--- start SUPPLIED DATA ---

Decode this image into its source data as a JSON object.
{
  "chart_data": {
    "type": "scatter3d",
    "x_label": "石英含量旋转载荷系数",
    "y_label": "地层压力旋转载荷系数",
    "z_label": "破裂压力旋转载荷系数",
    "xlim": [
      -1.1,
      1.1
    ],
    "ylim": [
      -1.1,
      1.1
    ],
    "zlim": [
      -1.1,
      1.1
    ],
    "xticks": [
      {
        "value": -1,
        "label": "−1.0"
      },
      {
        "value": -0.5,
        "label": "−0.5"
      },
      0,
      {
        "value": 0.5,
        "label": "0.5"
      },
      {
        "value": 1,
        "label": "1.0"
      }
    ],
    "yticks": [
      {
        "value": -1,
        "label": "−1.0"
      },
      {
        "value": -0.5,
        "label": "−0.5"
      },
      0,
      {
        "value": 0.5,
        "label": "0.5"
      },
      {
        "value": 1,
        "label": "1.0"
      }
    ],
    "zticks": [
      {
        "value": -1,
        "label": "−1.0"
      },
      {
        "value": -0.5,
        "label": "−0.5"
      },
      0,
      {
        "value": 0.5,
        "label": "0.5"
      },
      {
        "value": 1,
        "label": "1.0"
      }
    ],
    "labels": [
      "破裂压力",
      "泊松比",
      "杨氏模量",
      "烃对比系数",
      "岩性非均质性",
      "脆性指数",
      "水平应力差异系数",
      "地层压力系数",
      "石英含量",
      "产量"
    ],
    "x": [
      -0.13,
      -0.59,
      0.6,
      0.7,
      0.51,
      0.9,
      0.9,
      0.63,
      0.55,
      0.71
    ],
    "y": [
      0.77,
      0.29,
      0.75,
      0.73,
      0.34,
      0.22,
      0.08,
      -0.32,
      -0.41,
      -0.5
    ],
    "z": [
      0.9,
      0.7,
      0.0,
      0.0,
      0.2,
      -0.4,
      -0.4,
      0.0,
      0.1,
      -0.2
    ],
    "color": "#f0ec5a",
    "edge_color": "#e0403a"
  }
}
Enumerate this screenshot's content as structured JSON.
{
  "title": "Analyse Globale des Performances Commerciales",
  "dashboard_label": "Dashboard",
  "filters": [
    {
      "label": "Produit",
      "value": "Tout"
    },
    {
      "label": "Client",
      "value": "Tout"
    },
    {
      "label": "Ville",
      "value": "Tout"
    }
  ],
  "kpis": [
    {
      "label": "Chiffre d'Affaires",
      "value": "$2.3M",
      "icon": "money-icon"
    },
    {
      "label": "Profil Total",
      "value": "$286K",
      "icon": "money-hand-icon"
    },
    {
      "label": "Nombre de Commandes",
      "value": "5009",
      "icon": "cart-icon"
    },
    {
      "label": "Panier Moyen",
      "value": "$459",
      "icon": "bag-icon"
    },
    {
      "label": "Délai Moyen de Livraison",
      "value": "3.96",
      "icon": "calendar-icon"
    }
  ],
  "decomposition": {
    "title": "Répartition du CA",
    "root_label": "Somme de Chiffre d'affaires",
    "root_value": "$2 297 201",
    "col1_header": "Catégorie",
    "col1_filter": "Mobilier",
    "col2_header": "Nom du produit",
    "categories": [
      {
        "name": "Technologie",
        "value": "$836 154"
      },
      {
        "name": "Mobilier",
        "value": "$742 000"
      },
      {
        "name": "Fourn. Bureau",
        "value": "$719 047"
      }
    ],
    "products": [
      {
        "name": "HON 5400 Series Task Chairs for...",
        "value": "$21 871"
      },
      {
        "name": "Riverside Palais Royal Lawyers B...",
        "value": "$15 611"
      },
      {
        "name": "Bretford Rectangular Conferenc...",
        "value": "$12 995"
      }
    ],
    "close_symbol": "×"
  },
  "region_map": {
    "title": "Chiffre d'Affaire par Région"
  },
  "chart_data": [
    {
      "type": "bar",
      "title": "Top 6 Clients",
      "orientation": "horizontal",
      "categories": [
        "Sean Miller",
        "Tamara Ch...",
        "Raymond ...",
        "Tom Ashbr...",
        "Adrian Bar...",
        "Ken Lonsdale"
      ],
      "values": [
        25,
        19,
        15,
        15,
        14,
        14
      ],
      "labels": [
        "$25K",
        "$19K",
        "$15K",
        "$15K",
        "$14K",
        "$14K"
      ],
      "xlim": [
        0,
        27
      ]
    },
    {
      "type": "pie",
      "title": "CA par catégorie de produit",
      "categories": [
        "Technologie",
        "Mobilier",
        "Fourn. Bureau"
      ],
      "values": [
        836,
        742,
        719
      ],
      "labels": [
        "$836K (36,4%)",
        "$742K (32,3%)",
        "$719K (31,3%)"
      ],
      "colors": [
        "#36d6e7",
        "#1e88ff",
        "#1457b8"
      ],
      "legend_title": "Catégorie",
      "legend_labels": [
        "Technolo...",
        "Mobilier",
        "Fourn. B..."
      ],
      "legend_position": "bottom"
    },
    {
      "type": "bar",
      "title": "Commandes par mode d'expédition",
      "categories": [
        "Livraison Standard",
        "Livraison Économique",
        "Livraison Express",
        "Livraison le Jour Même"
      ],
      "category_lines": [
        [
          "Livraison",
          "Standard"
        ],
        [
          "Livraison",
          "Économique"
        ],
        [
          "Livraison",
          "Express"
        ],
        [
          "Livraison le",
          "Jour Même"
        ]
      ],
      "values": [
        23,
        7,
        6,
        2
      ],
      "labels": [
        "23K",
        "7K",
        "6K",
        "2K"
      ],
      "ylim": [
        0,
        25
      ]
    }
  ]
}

--- end SUPPLIED DATA ---

TASK INSTRUCTIONS:
Write down the full listing again, exactly.

WRITTEN SOLUTION:
Decode this image into its source data as a JSON object.
{
  "chart_data": {
    "type": "scatter3d",
    "x_label": "石英含量旋转载荷系数",
    "y_label": "地层压力旋转载荷系数",
    "z_label": "破裂压力旋转载荷系数",
    "xlim": [
      -1.1,
      1.1
    ],
    "ylim": [
      -1.1,
      1.1
    ],
    "zlim": [
      -1.1,
      1.1
    ],
    "xticks": [
      {
        "value": -1,
        "label": "−1.0"
      },
      {
        "value": -0.5,
        "label": "−0.5"
      },
      0,
      {
        "value": 0.5,
        "label": "0.5"
      },
      {
        "value": 1,
        "label": "1.0"
      }
    ],
    "yticks": [
      {
        "value": -1,
        "label": "−1.0"
      },
      {
        "value": -0.5,
        "label": "−0.5"
      },
      0,
      {
        "value": 0.5,
        "label": "0.5"
      },
      {
        "value": 1,
        "label": "1.0"
      }
    ],
    "zticks": [
      {
        "value": -1,
        "label": "−1.0"
      },
      {
        "value": -0.5,
        "label": "−0.5"
      },
      0,
      {
        "value": 0.5,
        "label": "0.5"
      },
      {
        "value": 1,
        "label": "1.0"
      }
    ],
    "labels": [
      "破裂压力",
      "泊松比",
      "杨氏模量",
      "烃对比系数",
      "岩性非均质性",
      "脆性指数",
      "水平应力差异系数",
      "地层压力系数",
      "石英含量",
      "产量"
    ],
    "x": [
      -0.13,
      -0.59,
      0.6,
      0.7,
      0.51,
      0.9,
      0.9,
      0.63,
      0.55,
      0.71
    ],
    "y": [
      0.77,
      0.29,
      0.75,
      0.73,
      0.34,
      0.22,
      0.08,
      -0.32,
      -0.41,
      -0.5
    ],
    "z": [
      0.9,
      0.7,
      0.0,
      0.0,
      0.2,
      -0.4,
      -0.4,
      0.0,
      0.1,
      -0.2
    ],
    "color": "#f0ec5a",
    "edge_color": "#e0403a"
  }
}
Enumerate this screenshot's content as structured JSON.
{
  "title": "Analyse Globale des Performances Commerciales",
  "dashboard_label": "Dashboard",
  "filters": [
    {
      "label": "Produit",
      "value": "Tout"
    },
    {
      "label": "Client",
      "value": "Tout"
    },
    {
      "label": "Ville",
      "value": "Tout"
    }
  ],
  "kpis": [
    {
      "label": "Chiffre d'Affaires",
      "value": "$2.3M",
      "icon": "money-icon"
    },
    {
      "label": "Profil Total",
      "value": "$286K",
      "icon": "money-hand-icon"
    },
    {
      "label": "Nombre de Commandes",
      "value": "5009",
      "icon": "cart-icon"
    },
    {
      "label": "Panier Moyen",
      "value": "$459",
      "icon": "bag-icon"
    },
    {
      "label": "Délai Moyen de Livraison",
      "value": "3.96",
      "icon": "calendar-icon"
    }
  ],
  "decomposition": {
    "title": "Répartition du CA",
    "root_label": "Somme de Chiffre d'affaires",
    "root_value": "$2 297 201",
    "col1_header": "Catégorie",
    "col1_filter": "Mobilier",
    "col2_header": "Nom du produit",
    "categories": [
      {
        "name": "Technologie",
        "value": "$836 154"
      },
      {
        "name": "Mobilier",
        "value": "$742 000"
      },
      {
        "name": "Fourn. Bureau",
        "value": "$719 047"
      }
    ],
    "products": [
      {
        "name": "HON 5400 Series Task Chairs for...",
        "value": "$21 871"
      },
      {
        "name": "Riverside Palais Royal Lawyers B...",
        "value": "$15 611"
      },
      {
        "name": "Bretford Rectangular Conferenc...",
        "value": "$12 995"
      }
    ],
    "close_symbol": "×"
  },
  "region_map": {
    "title": "Chiffre d'Affaire par Région"
  },
  "chart_data": [
    {
      "type": "bar",
      "title": "Top 6 Clients",
      "orientation": "horizontal",
      "categories": [
        "Sean Miller",
        "Tamara Ch...",
        "Raymond ...",
        "Tom Ashbr...",
        "Adrian Bar...",
        "Ken Lonsdale"
      ],
      "values": [
        25,
        19,
        15,
        15,
        14,
        14
      ],
      "labels": [
        "$25K",
        "$19K",
        "$15K",
        "$15K",
        "$14K",
        "$14K"
      ],
      "xlim": [
        0,
        27
      ]
    },
    {
      "type": "pie",
      "title": "CA par catégorie de produit",
      "categories": [
        "Technologie",
        "Mobilier",
        "Fourn. Bureau"
      ],
      "values": [
        836,
        742,
        719
      ],
      "labels": [
        "$836K (36,4%)",
        "$742K (32,3%)",
        "$719K (31,3%)"
      ],
      "colors": [
        "#36d6e7",
        "#1e88ff",
        "#1457b8"
      ],
      "legend_title": "Catégorie",
      "legend_labels": [
        "Technolo...",
        "Mobilier",
        "Fourn. B..."
      ],
      "legend_position": "bottom"
    },
    {
      "type": "bar",
      "title": "Commandes par mode d'expédition",
      "categories": [
        "Livraison Standard",
        "Livraison Économique",
        "Livraison Express",
        "Livraison le Jour Même"
      ],
      "category_lines": [
        [
          "Livraison",
          "Standard"
        ],
        [
          "Livraison",
          "Économique"
        ],
        [
          "Livraison",
          "Express"
        ],
        [
          "Livraison le",
          "Jour Même"
        ]
      ],
      "values": [
        23,
        7,
        6,
        2
      ],
      "labels": [
        "23K",
        "7K",
        "6K",
        "2K"
      ],
      "ylim": [
        0,
        25
      ]
    }
  ]
}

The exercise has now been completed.